* Start RAW DATA *

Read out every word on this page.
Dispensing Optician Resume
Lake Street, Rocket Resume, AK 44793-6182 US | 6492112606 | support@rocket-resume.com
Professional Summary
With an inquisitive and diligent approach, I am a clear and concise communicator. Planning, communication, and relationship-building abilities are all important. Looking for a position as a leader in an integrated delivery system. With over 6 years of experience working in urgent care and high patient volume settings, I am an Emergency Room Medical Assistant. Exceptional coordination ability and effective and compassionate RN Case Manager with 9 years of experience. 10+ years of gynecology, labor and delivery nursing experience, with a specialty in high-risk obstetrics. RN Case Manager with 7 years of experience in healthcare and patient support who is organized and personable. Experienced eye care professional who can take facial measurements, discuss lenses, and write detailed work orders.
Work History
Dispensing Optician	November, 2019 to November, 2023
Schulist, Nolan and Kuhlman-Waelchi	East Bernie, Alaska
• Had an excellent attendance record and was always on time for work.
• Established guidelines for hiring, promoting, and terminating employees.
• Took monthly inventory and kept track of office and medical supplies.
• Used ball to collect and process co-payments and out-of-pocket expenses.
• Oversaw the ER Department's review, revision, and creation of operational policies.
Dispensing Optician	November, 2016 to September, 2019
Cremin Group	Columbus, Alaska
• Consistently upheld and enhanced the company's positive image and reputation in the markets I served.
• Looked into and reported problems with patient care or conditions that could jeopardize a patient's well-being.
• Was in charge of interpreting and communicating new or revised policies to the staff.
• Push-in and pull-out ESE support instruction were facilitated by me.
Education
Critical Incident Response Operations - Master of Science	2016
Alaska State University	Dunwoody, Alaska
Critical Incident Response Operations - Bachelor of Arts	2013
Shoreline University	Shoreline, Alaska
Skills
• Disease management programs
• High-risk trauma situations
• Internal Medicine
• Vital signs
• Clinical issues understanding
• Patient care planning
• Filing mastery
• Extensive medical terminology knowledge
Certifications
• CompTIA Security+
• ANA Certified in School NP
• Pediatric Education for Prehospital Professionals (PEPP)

* End RAW DATA *

*REQUIRED WORK*:
Nothing may be left out: return each entry exactly as it reads.

*ANSWER TO THIS EXERCISE*:
Read out every word on this page.
Dispensing Optician Resume
Lake Street, Rocket Resume, AK 44793-6182 US | 6492112606 | support@rocket-resume.com
Professional Summary
With an inquisitive and diligent approach, I am a clear and concise communicator. Planning, communication, and relationship-building abilities are all important. Looking for a position as a leader in an integrated delivery system. With over 6 years of experience working in urgent care and high patient volume settings, I am an Emergency Room Medical Assistant. Exceptional coordination ability and effective and compassionate RN Case Manager with 9 years of experience. 10+ years of gynecology, labor and delivery nursing experience, with a specialty in high-risk obstetrics. RN Case Manager with 7 years of experience in healthcare and patient support who is organized and personable. Experienced eye care professional who can take facial measurements, discuss lenses, and write detailed work orders.
Work History
Dispensing Optician	November, 2019 to November, 2023
Schulist, Nolan and Kuhlman-Waelchi	East Bernie, Alaska
• Had an excellent attendance record and was always on time for work.
• Established guidelines for hiring, promoting, and terminating employees.
• Took monthly inventory and kept track of office and medical supplies.
• Used ball to collect and process co-payments and out-of-pocket expenses.
• Oversaw the ER Department's review, revision, and creation of operational policies.
Dispensing Optician	November, 2016 to September, 2019
Cremin Group	Columbus, Alaska
• Consistently upheld and enhanced the company's positive image and reputation in the markets I served.
• Looked into and reported problems with patient care or conditions that could jeopardize a patient's well-being.
• Was in charge of interpreting and communicating new or revised policies to the staff.
• Push-in and pull-out ESE support instruction were facilitated by me.
Education
Critical Incident Response Operations - Master of Science	2016
Alaska State University	Dunwoody, Alaska
Critical Incident Response Operations - Bachelor of Arts	2013
Shoreline University	Shoreline, Alaska
Skills
• Disease management programs
• High-risk trauma situations
• Internal Medicine
• Vital signs
• Clinical issues understanding
• Patient care planning
• Filing mastery
• Extensive medical terminology knowledge
Certifications
• CompTIA Security+
• ANA Certified in School NP
• Pediatric Education for Prehospital Professionals (PEPP)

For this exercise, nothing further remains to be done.